What you are asked to do:
Every record that follows should be printed verbatim.

Start of Input for this task

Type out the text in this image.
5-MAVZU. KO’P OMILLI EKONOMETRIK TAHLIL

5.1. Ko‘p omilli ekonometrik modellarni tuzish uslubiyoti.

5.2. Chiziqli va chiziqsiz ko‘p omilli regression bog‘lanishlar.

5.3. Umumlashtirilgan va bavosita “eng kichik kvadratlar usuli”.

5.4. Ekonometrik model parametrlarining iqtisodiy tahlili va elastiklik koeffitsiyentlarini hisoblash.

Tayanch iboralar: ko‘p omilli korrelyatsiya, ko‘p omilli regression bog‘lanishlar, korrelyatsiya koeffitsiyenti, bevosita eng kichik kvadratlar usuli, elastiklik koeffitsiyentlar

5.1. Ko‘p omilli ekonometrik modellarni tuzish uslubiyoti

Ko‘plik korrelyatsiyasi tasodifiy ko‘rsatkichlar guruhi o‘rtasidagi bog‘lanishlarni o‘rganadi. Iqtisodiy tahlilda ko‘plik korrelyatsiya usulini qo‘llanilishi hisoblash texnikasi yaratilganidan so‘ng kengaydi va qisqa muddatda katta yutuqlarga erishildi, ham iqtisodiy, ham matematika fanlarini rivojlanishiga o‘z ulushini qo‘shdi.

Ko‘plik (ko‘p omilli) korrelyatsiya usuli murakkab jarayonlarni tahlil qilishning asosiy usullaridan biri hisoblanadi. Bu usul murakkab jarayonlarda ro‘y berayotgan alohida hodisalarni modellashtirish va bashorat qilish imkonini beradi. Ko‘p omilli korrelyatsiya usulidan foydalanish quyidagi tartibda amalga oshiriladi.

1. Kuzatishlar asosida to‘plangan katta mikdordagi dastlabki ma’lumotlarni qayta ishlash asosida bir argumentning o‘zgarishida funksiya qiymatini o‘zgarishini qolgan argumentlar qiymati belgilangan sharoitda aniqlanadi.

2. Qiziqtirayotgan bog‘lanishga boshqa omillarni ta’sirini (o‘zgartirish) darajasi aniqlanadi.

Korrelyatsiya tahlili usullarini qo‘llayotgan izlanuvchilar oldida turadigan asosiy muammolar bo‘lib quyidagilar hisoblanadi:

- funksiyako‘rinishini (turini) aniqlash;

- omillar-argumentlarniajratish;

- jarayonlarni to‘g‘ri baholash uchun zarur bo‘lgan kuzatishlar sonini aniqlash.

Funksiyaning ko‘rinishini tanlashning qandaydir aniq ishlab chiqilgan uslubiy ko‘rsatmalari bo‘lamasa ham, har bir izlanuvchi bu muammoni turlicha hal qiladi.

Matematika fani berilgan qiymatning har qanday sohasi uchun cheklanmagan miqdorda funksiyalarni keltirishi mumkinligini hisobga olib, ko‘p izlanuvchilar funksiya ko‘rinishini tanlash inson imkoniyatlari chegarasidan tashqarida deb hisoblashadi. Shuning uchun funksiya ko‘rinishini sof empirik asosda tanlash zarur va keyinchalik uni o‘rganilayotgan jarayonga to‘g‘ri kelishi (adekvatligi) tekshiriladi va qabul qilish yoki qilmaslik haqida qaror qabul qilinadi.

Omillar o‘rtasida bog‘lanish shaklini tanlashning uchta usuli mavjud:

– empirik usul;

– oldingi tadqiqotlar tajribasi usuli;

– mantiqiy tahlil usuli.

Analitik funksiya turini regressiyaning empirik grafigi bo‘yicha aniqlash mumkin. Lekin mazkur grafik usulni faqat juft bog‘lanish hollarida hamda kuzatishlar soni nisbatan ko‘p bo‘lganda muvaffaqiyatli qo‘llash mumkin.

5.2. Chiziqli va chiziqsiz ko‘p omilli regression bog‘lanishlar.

End of Input for this task

Written reply:
Type out the text in this image.
5-MAVZU. KO’P OMILLI EKONOMETRIK TAHLIL

5.1. Ko‘p omilli ekonometrik modellarni tuzish uslubiyoti.

5.2. Chiziqli va chiziqsiz ko‘p omilli regression bog‘lanishlar.

5.3. Umumlashtirilgan va bavosita “eng kichik kvadratlar usuli”.

5.4. Ekonometrik model parametrlarining iqtisodiy tahlili va elastiklik koeffitsiyentlarini hisoblash.

Tayanch iboralar: ko‘p omilli korrelyatsiya, ko‘p omilli regression bog‘lanishlar, korrelyatsiya koeffitsiyenti, bevosita eng kichik kvadratlar usuli, elastiklik koeffitsiyentlar

5.1. Ko‘p omilli ekonometrik modellarni tuzish uslubiyoti

Ko‘plik korrelyatsiyasi tasodifiy ko‘rsatkichlar guruhi o‘rtasidagi bog‘lanishlarni o‘rganadi. Iqtisodiy tahlilda ko‘plik korrelyatsiya usulini qo‘llanilishi hisoblash texnikasi yaratilganidan so‘ng kengaydi va qisqa muddatda katta yutuqlarga erishildi, ham iqtisodiy, ham matematika fanlarini rivojlanishiga o‘z ulushini qo‘shdi.

Ko‘plik (ko‘p omilli) korrelyatsiya usuli murakkab jarayonlarni tahlil qilishning asosiy usullaridan biri hisoblanadi. Bu usul murakkab jarayonlarda ro‘y berayotgan alohida hodisalarni modellashtirish va bashorat qilish imkonini beradi. Ko‘p omilli korrelyatsiya usulidan foydalanish quyidagi tartibda amalga oshiriladi.

1. Kuzatishlar asosida to‘plangan katta mikdordagi dastlabki ma’lumotlarni qayta ishlash asosida bir argumentning o‘zgarishida funksiya qiymatini o‘zgarishini qolgan argumentlar qiymati belgilangan sharoitda aniqlanadi.

2. Qiziqtirayotgan bog‘lanishga boshqa omillarni ta’sirini (o‘zgartirish) darajasi aniqlanadi.

Korrelyatsiya tahlili usullarini qo‘llayotgan izlanuvchilar oldida turadigan asosiy muammolar bo‘lib quyidagilar hisoblanadi:

- funksiyako‘rinishini (turini) aniqlash;

- omillar-argumentlarniajratish;

- jarayonlarni to‘g‘ri baholash uchun zarur bo‘lgan kuzatishlar sonini aniqlash.

Funksiyaning ko‘rinishini tanlashning qandaydir aniq ishlab chiqilgan uslubiy ko‘rsatmalari bo‘lamasa ham, har bir izlanuvchi bu muammoni turlicha hal qiladi.

Matematika fani berilgan qiymatning har qanday sohasi uchun cheklanmagan miqdorda funksiyalarni keltirishi mumkinligini hisobga olib, ko‘p izlanuvchilar funksiya ko‘rinishini tanlash inson imkoniyatlari chegarasidan tashqarida deb hisoblashadi. Shuning uchun funksiya ko‘rinishini sof empirik asosda tanlash zarur va keyinchalik uni o‘rganilayotgan jarayonga to‘g‘ri kelishi (adekvatligi) tekshiriladi va qabul qilish yoki qilmaslik haqida qaror qabul qilinadi.

Omillar o‘rtasida bog‘lanish shaklini tanlashning uchta usuli mavjud:

– empirik usul;

– oldingi tadqiqotlar tajribasi usuli;

– mantiqiy tahlil usuli.

Analitik funksiya turini regressiyaning empirik grafigi bo‘yicha aniqlash mumkin. Lekin mazkur grafik usulni faqat juft bog‘lanish hollarida hamda kuzatishlar soni nisbatan ko‘p bo‘lganda muvaffaqiyatli qo‘llash mumkin.

5.2. Chiziqli va chiziqsiz ko‘p omilli regression bog‘lanishlar.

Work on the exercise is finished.